Your task
Restate each line word for word. Leave out every picture.

Supplied material
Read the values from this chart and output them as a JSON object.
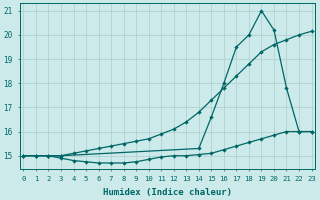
{
  "xlabel": "Humidex (Indice chaleur)",
  "background_color": "#cceaea",
  "grid_color": "#b0cccc",
  "line_color": "#006666",
  "xlim_min": -0.3,
  "xlim_max": 23.3,
  "ylim_min": 14.45,
  "ylim_max": 21.3,
  "yticks": [
    15,
    16,
    17,
    18,
    19,
    20,
    21
  ],
  "xticks": [
    0,
    1,
    2,
    3,
    4,
    5,
    6,
    7,
    8,
    9,
    10,
    11,
    12,
    13,
    14,
    15,
    16,
    17,
    18,
    19,
    20,
    21,
    22,
    23
  ],
  "series1_x": [
    0,
    1,
    2,
    3,
    4,
    5,
    6,
    7,
    8,
    9,
    10,
    11,
    12,
    13,
    14,
    15,
    16,
    17,
    18,
    19,
    20,
    21,
    22,
    23
  ],
  "series1_y": [
    15.0,
    15.0,
    15.0,
    14.9,
    14.8,
    14.75,
    14.7,
    14.7,
    14.7,
    14.75,
    14.85,
    14.95,
    15.0,
    15.0,
    15.05,
    15.1,
    15.25,
    15.4,
    15.55,
    15.7,
    15.85,
    16.0,
    16.0,
    16.0
  ],
  "series2_x": [
    0,
    1,
    2,
    3,
    4,
    5,
    6,
    7,
    8,
    9,
    10,
    11,
    12,
    13,
    14,
    15,
    16,
    17,
    18,
    19,
    20,
    21,
    22,
    23
  ],
  "series2_y": [
    15.0,
    15.0,
    15.0,
    15.0,
    15.1,
    15.2,
    15.3,
    15.4,
    15.5,
    15.6,
    15.7,
    15.9,
    16.1,
    16.4,
    16.8,
    17.3,
    17.8,
    18.3,
    18.8,
    19.3,
    19.6,
    19.8,
    20.0,
    20.15
  ],
  "series3_x": [
    0,
    1,
    2,
    3,
    14,
    15,
    16,
    17,
    18,
    19,
    20,
    21,
    22,
    23
  ],
  "series3_y": [
    15.0,
    15.0,
    15.0,
    15.0,
    15.3,
    16.6,
    18.0,
    19.5,
    20.0,
    21.0,
    20.2,
    17.8,
    16.0,
    16.0
  ]
}
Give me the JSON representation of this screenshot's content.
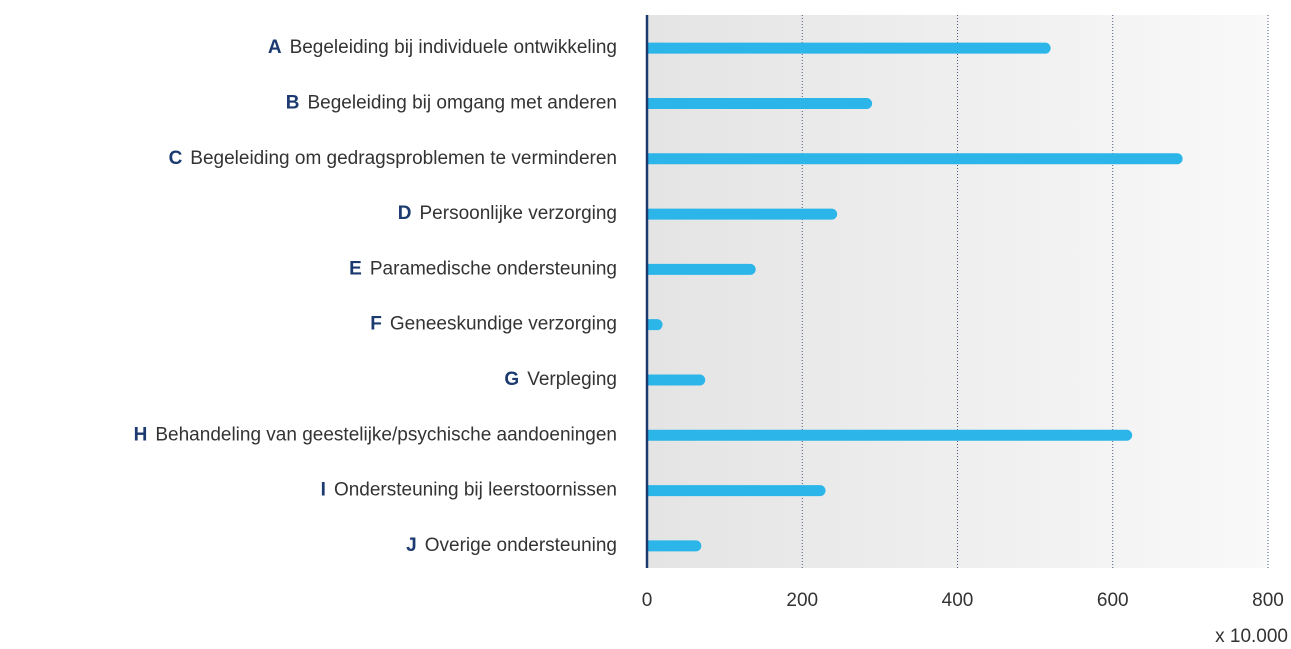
{
  "chart_data": {
    "type": "hbar",
    "category_codes": [
      "A",
      "B",
      "C",
      "D",
      "E",
      "F",
      "G",
      "H",
      "I",
      "J"
    ],
    "categories": [
      "Begeleiding bij individuele ontwikkeling",
      "Begeleiding bij omgang met anderen",
      "Begeleiding om gedragsproblemen te verminderen",
      "Persoonlijke verzorging",
      "Paramedische ondersteuning",
      "Geneeskundige verzorging",
      "Verpleging",
      "Behandeling van geestelijke/psychische aandoeningen",
      "Ondersteuning bij leerstoornissen",
      "Overige ondersteuning"
    ],
    "values": [
      520,
      290,
      690,
      245,
      140,
      20,
      75,
      625,
      230,
      70
    ],
    "color": "#2bb5e8",
    "xlim": [
      0,
      800
    ],
    "xticks": [
      0,
      200,
      400,
      600,
      800
    ],
    "x_unit_note": "x 10.000",
    "grid": true
  }
}
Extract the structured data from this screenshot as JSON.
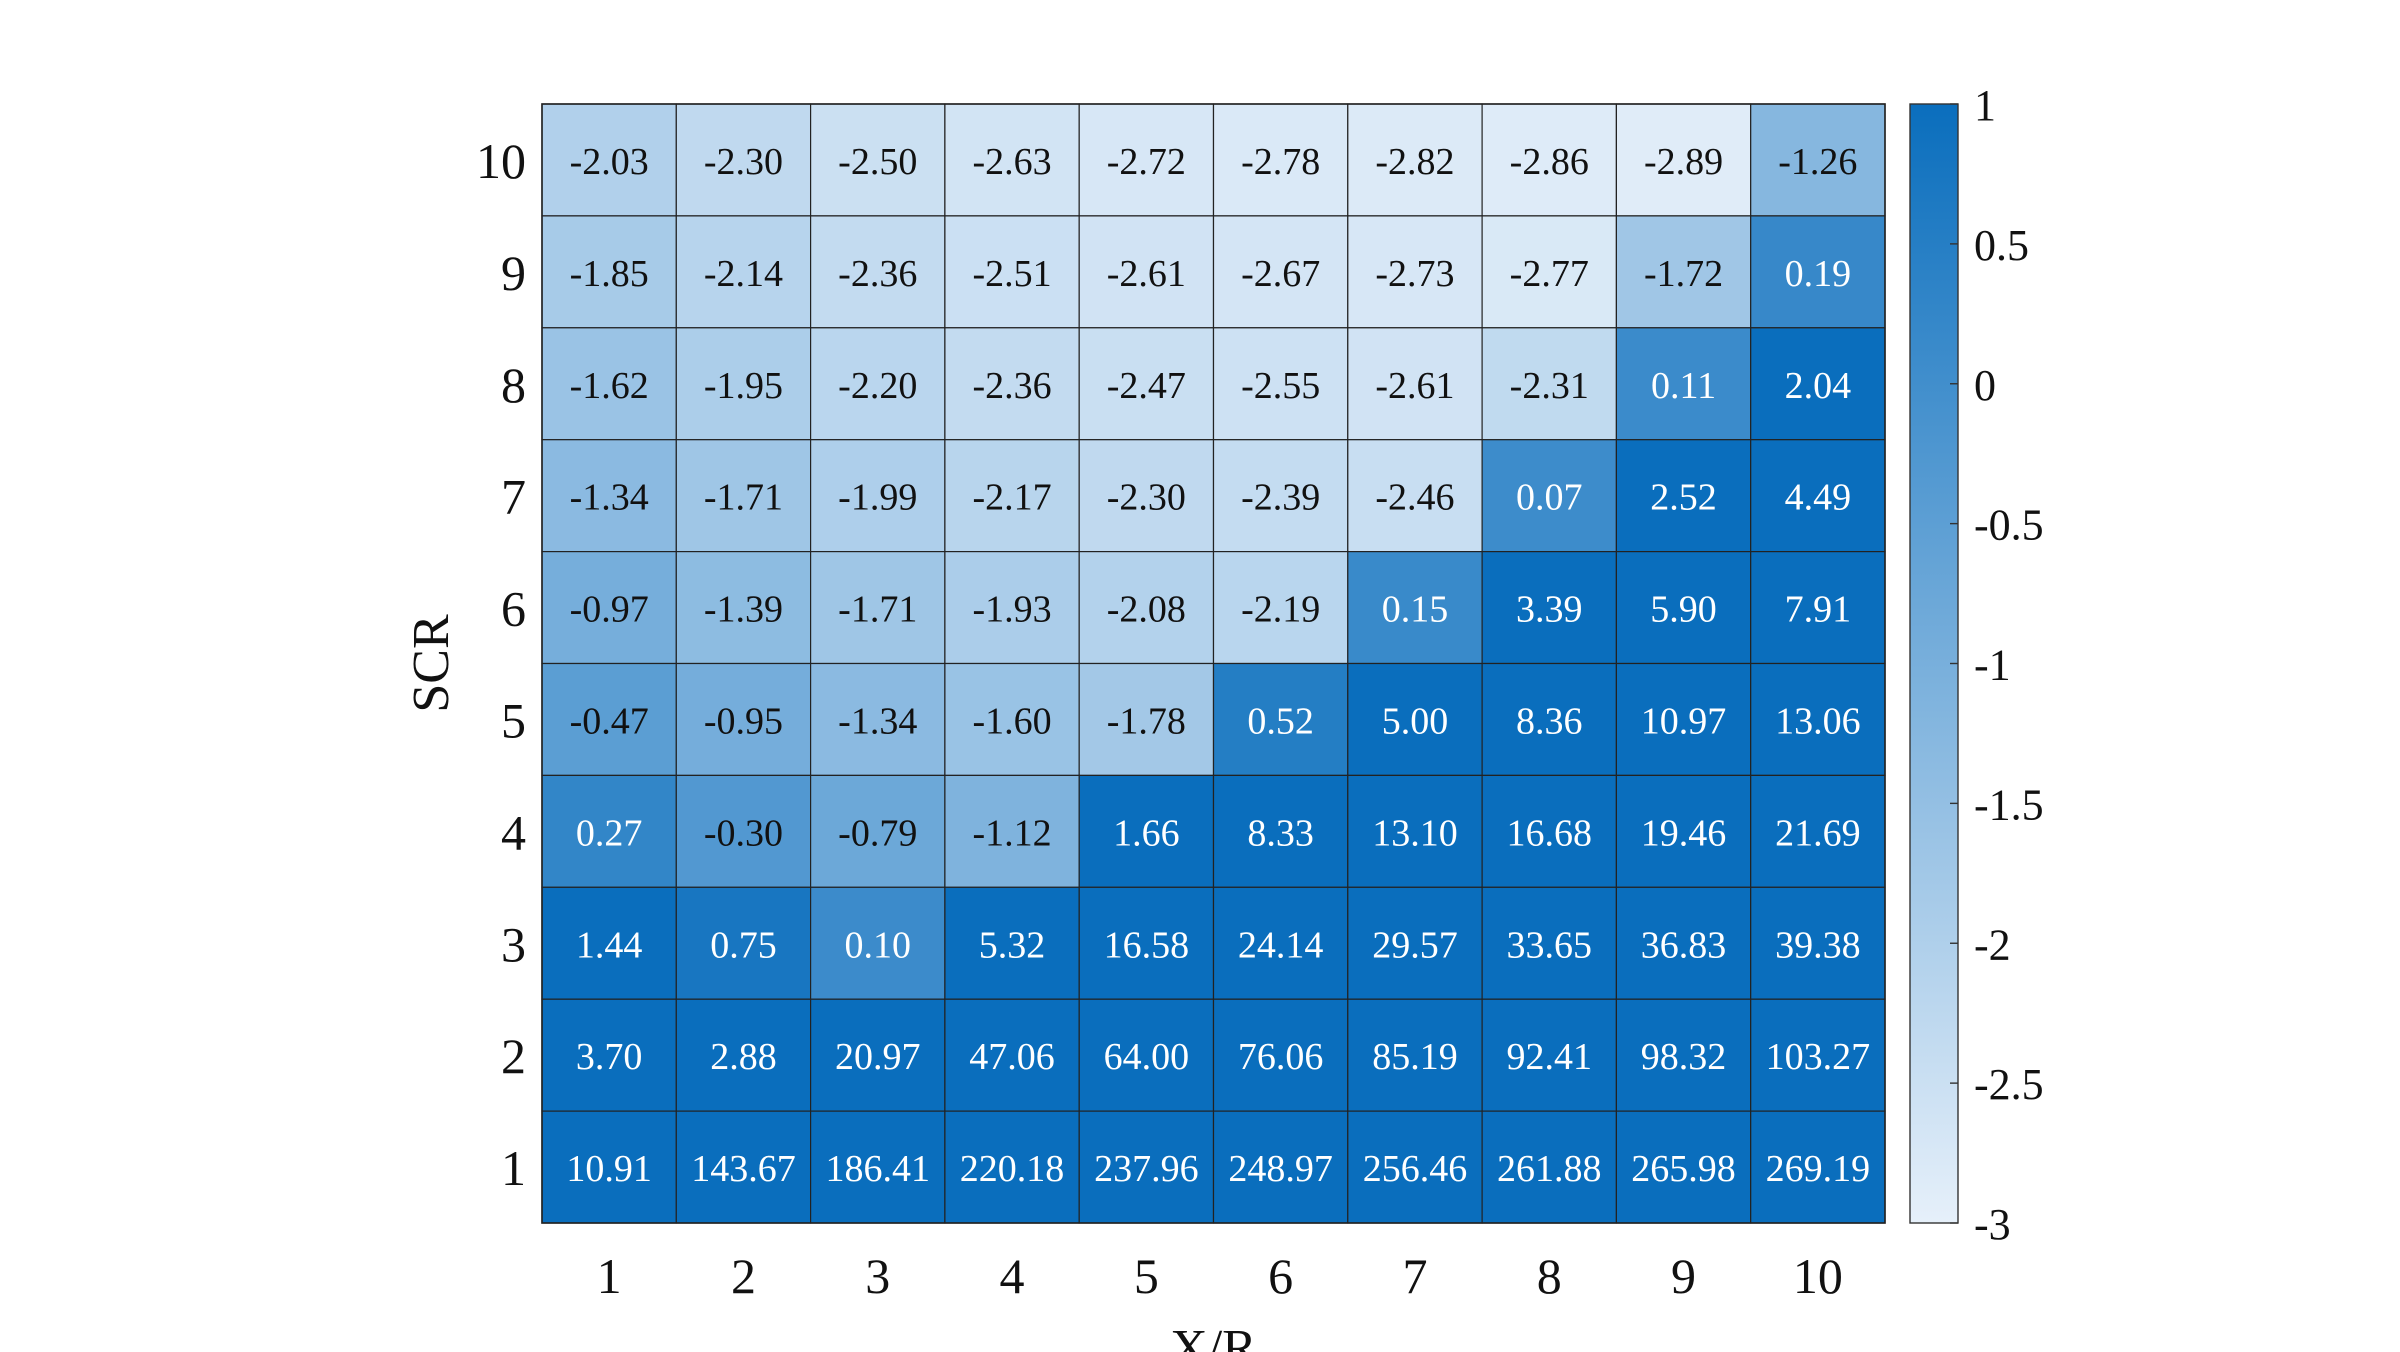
{
  "chart_data": {
    "type": "heatmap",
    "title": "",
    "xlabel": "X/R",
    "ylabel": "SCR",
    "x_categories": [
      "1",
      "2",
      "3",
      "4",
      "5",
      "6",
      "7",
      "8",
      "9",
      "10"
    ],
    "y_categories": [
      "10",
      "9",
      "8",
      "7",
      "6",
      "5",
      "4",
      "3",
      "2",
      "1"
    ],
    "cells": [
      [
        "-2.03",
        "-2.30",
        "-2.50",
        "-2.63",
        "-2.72",
        "-2.78",
        "-2.82",
        "-2.86",
        "-2.89",
        "-1.26"
      ],
      [
        "-1.85",
        "-2.14",
        "-2.36",
        "-2.51",
        "-2.61",
        "-2.67",
        "-2.73",
        "-2.77",
        "-1.72",
        "0.19"
      ],
      [
        "-1.62",
        "-1.95",
        "-2.20",
        "-2.36",
        "-2.47",
        "-2.55",
        "-2.61",
        "-2.31",
        "0.11",
        "2.04"
      ],
      [
        "-1.34",
        "-1.71",
        "-1.99",
        "-2.17",
        "-2.30",
        "-2.39",
        "-2.46",
        "0.07",
        "2.52",
        "4.49"
      ],
      [
        "-0.97",
        "-1.39",
        "-1.71",
        "-1.93",
        "-2.08",
        "-2.19",
        "0.15",
        "3.39",
        "5.90",
        "7.91"
      ],
      [
        "-0.47",
        "-0.95",
        "-1.34",
        "-1.60",
        "-1.78",
        "0.52",
        "5.00",
        "8.36",
        "10.97",
        "13.06"
      ],
      [
        "0.27",
        "-0.30",
        "-0.79",
        "-1.12",
        "1.66",
        "8.33",
        "13.10",
        "16.68",
        "19.46",
        "21.69"
      ],
      [
        "1.44",
        "0.75",
        "0.10",
        "5.32",
        "16.58",
        "24.14",
        "29.57",
        "33.65",
        "36.83",
        "39.38"
      ],
      [
        "3.70",
        "2.88",
        "20.97",
        "47.06",
        "64.00",
        "76.06",
        "85.19",
        "92.41",
        "98.32",
        "103.27"
      ],
      [
        "10.91",
        "143.67",
        "186.41",
        "220.18",
        "237.96",
        "248.97",
        "256.46",
        "261.88",
        "265.98",
        "269.19"
      ]
    ],
    "colorbar": {
      "range": [
        -3,
        1
      ],
      "ticks": [
        "1",
        "0.5",
        "0",
        "-0.5",
        "-1",
        "-1.5",
        "-2",
        "-2.5",
        "-3"
      ],
      "color_low": "#e6f0fa",
      "color_high": "#0a6ebd"
    },
    "text_color_dark": "#111111",
    "text_color_light": "#ffffff",
    "grid": true,
    "legend": "colorbar-right"
  }
}
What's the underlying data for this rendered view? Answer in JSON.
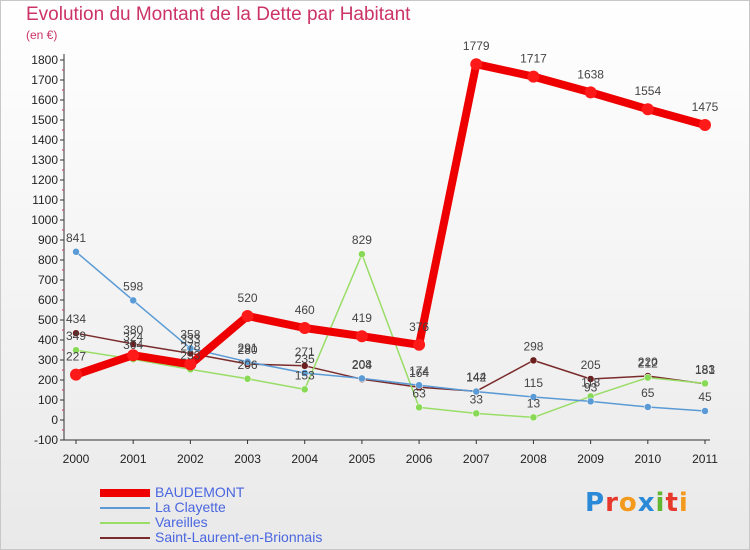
{
  "title": "Evolution du Montant de la Dette par Habitant",
  "unit": "(en €)",
  "logo": [
    "P",
    "r",
    "o",
    "x",
    "i",
    "t",
    "i"
  ],
  "chart_data": {
    "type": "line",
    "x": [
      "2000",
      "2001",
      "2002",
      "2003",
      "2004",
      "2005",
      "2006",
      "2007",
      "2008",
      "2009",
      "2010",
      "2011"
    ],
    "ylim": [
      -100,
      1800
    ],
    "yticks": [
      -100,
      0,
      100,
      200,
      300,
      400,
      500,
      600,
      700,
      800,
      900,
      1000,
      1100,
      1200,
      1300,
      1400,
      1500,
      1600,
      1700,
      1800
    ],
    "grid": false,
    "legend": "bottom-left",
    "series": [
      {
        "name": "BAUDEMONT",
        "color": "#ee0000",
        "point_color": "#ff1a1a",
        "width": 8,
        "values": [
          227,
          324,
          278,
          520,
          460,
          419,
          376,
          1779,
          1717,
          1638,
          1554,
          1475
        ]
      },
      {
        "name": "La Clayette",
        "color": "#5b9bd5",
        "point_color": "#5b9bd5",
        "width": 1.5,
        "values": [
          841,
          598,
          358,
          291,
          235,
          208,
          174,
          142,
          115,
          93,
          65,
          45
        ]
      },
      {
        "name": "Vareilles",
        "color": "#99dd66",
        "point_color": "#88d955",
        "width": 1.5,
        "values": [
          349,
          304,
          253,
          206,
          153,
          829,
          63,
          33,
          13,
          118,
          212,
          183
        ]
      },
      {
        "name": "Saint-Laurent-en-Brionnais",
        "color": "#7a2b2b",
        "point_color": "#6b1f1f",
        "width": 1.5,
        "values": [
          434,
          380,
          333,
          280,
          271,
          204,
          164,
          144,
          298,
          205,
          220,
          181
        ]
      }
    ]
  }
}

Solution to the exercise
Read the values from this chart and output them as a JSON object.
{
  "xlabel": "Humidex (Indice chaleur)",
  "background_color": "#cceaea",
  "grid_color": "#b0cccc",
  "line_color": "#006666",
  "xlim_min": -0.3,
  "xlim_max": 23.3,
  "ylim_min": 14.45,
  "ylim_max": 21.3,
  "yticks": [
    15,
    16,
    17,
    18,
    19,
    20,
    21
  ],
  "xticks": [
    0,
    1,
    2,
    3,
    4,
    5,
    6,
    7,
    8,
    9,
    10,
    11,
    12,
    13,
    14,
    15,
    16,
    17,
    18,
    19,
    20,
    21,
    22,
    23
  ],
  "series1_x": [
    0,
    1,
    2,
    3,
    4,
    5,
    6,
    7,
    8,
    9,
    10,
    11,
    12,
    13,
    14,
    15,
    16,
    17,
    18,
    19,
    20,
    21,
    22,
    23
  ],
  "series1_y": [
    15.0,
    15.0,
    15.0,
    14.9,
    14.8,
    14.75,
    14.7,
    14.7,
    14.7,
    14.75,
    14.85,
    14.95,
    15.0,
    15.0,
    15.05,
    15.1,
    15.25,
    15.4,
    15.55,
    15.7,
    15.85,
    16.0,
    16.0,
    16.0
  ],
  "series2_x": [
    0,
    1,
    2,
    3,
    4,
    5,
    6,
    7,
    8,
    9,
    10,
    11,
    12,
    13,
    14,
    15,
    16,
    17,
    18,
    19,
    20,
    21,
    22,
    23
  ],
  "series2_y": [
    15.0,
    15.0,
    15.0,
    15.0,
    15.1,
    15.2,
    15.3,
    15.4,
    15.5,
    15.6,
    15.7,
    15.9,
    16.1,
    16.4,
    16.8,
    17.3,
    17.8,
    18.3,
    18.8,
    19.3,
    19.6,
    19.8,
    20.0,
    20.15
  ],
  "series3_x": [
    0,
    1,
    2,
    3,
    14,
    15,
    16,
    17,
    18,
    19,
    20,
    21,
    22,
    23
  ],
  "series3_y": [
    15.0,
    15.0,
    15.0,
    15.0,
    15.3,
    16.6,
    18.0,
    19.5,
    20.0,
    21.0,
    20.2,
    17.8,
    16.0,
    16.0
  ]
}
Give me the JSON representation of this screenshot's content.
{
  "chart_data": {
    "type": "hbar",
    "category_codes": [
      "A",
      "B",
      "C",
      "D",
      "E",
      "F",
      "G",
      "H",
      "I",
      "J"
    ],
    "categories": [
      "Begeleiding bij individuele ontwikkeling",
      "Begeleiding bij omgang met anderen",
      "Begeleiding om gedragsproblemen te verminderen",
      "Persoonlijke verzorging",
      "Paramedische ondersteuning",
      "Geneeskundige verzorging",
      "Verpleging",
      "Behandeling van geestelijke/psychische aandoeningen",
      "Ondersteuning bij leerstoornissen",
      "Overige ondersteuning"
    ],
    "values": [
      520,
      290,
      690,
      245,
      140,
      20,
      75,
      625,
      230,
      70
    ],
    "color": "#2bb5e8",
    "xlim": [
      0,
      800
    ],
    "xticks": [
      0,
      200,
      400,
      600,
      800
    ],
    "x_unit_note": "x 10.000",
    "grid": true
  }
}
Extract the structured data from this screenshot as JSON.
{
  "chart_data": {
    "type": "heatmap",
    "title": "",
    "xlabel": "X/R",
    "ylabel": "SCR",
    "x_categories": [
      "1",
      "2",
      "3",
      "4",
      "5",
      "6",
      "7",
      "8",
      "9",
      "10"
    ],
    "y_categories": [
      "10",
      "9",
      "8",
      "7",
      "6",
      "5",
      "4",
      "3",
      "2",
      "1"
    ],
    "cells": [
      [
        "-2.03",
        "-2.30",
        "-2.50",
        "-2.63",
        "-2.72",
        "-2.78",
        "-2.82",
        "-2.86",
        "-2.89",
        "-1.26"
      ],
      [
        "-1.85",
        "-2.14",
        "-2.36",
        "-2.51",
        "-2.61",
        "-2.67",
        "-2.73",
        "-2.77",
        "-1.72",
        "0.19"
      ],
      [
        "-1.62",
        "-1.95",
        "-2.20",
        "-2.36",
        "-2.47",
        "-2.55",
        "-2.61",
        "-2.31",
        "0.11",
        "2.04"
      ],
      [
        "-1.34",
        "-1.71",
        "-1.99",
        "-2.17",
        "-2.30",
        "-2.39",
        "-2.46",
        "0.07",
        "2.52",
        "4.49"
      ],
      [
        "-0.97",
        "-1.39",
        "-1.71",
        "-1.93",
        "-2.08",
        "-2.19",
        "0.15",
        "3.39",
        "5.90",
        "7.91"
      ],
      [
        "-0.47",
        "-0.95",
        "-1.34",
        "-1.60",
        "-1.78",
        "0.52",
        "5.00",
        "8.36",
        "10.97",
        "13.06"
      ],
      [
        "0.27",
        "-0.30",
        "-0.79",
        "-1.12",
        "1.66",
        "8.33",
        "13.10",
        "16.68",
        "19.46",
        "21.69"
      ],
      [
        "1.44",
        "0.75",
        "0.10",
        "5.32",
        "16.58",
        "24.14",
        "29.57",
        "33.65",
        "36.83",
        "39.38"
      ],
      [
        "3.70",
        "2.88",
        "20.97",
        "47.06",
        "64.00",
        "76.06",
        "85.19",
        "92.41",
        "98.32",
        "103.27"
      ],
      [
        "10.91",
        "143.67",
        "186.41",
        "220.18",
        "237.96",
        "248.97",
        "256.46",
        "261.88",
        "265.98",
        "269.19"
      ]
    ],
    "colorbar": {
      "range": [
        -3,
        1
      ],
      "ticks": [
        "1",
        "0.5",
        "0",
        "-0.5",
        "-1",
        "-1.5",
        "-2",
        "-2.5",
        "-3"
      ],
      "color_low": "#e6f0fa",
      "color_high": "#0a6ebd"
    },
    "text_color_dark": "#111111",
    "text_color_light": "#ffffff",
    "grid": true,
    "legend": "colorbar-right"
  }
}
What's the underlying data for this rendered view? Answer in JSON.
{
  "title": "Evolution du Montant de la Dette par Habitant",
  "unit": "(en €)",
  "logo": [
    "P",
    "r",
    "o",
    "x",
    "i",
    "t",
    "i"
  ],
  "chart_data": {
    "type": "line",
    "x": [
      "2000",
      "2001",
      "2002",
      "2003",
      "2004",
      "2005",
      "2006",
      "2007",
      "2008",
      "2009",
      "2010",
      "2011"
    ],
    "ylim": [
      -100,
      1800
    ],
    "yticks": [
      -100,
      0,
      100,
      200,
      300,
      400,
      500,
      600,
      700,
      800,
      900,
      1000,
      1100,
      1200,
      1300,
      1400,
      1500,
      1600,
      1700,
      1800
    ],
    "grid": false,
    "legend": "bottom-left",
    "series": [
      {
        "name": "BAUDEMONT",
        "color": "#ee0000",
        "point_color": "#ff1a1a",
        "width": 8,
        "values": [
          227,
          324,
          278,
          520,
          460,
          419,
          376,
          1779,
          1717,
          1638,
          1554,
          1475
        ]
      },
      {
        "name": "La Clayette",
        "color": "#5b9bd5",
        "point_color": "#5b9bd5",
        "width": 1.5,
        "values": [
          841,
          598,
          358,
          291,
          235,
          208,
          174,
          142,
          115,
          93,
          65,
          45
        ]
      },
      {
        "name": "Vareilles",
        "color": "#99dd66",
        "point_color": "#88d955",
        "width": 1.5,
        "values": [
          349,
          304,
          253,
          206,
          153,
          829,
          63,
          33,
          13,
          118,
          212,
          183
        ]
      },
      {
        "name": "Saint-Laurent-en-Brionnais",
        "color": "#7a2b2b",
        "point_color": "#6b1f1f",
        "width": 1.5,
        "values": [
          434,
          380,
          333,
          280,
          271,
          204,
          164,
          144,
          298,
          205,
          220,
          181
        ]
      }
    ]
  }
}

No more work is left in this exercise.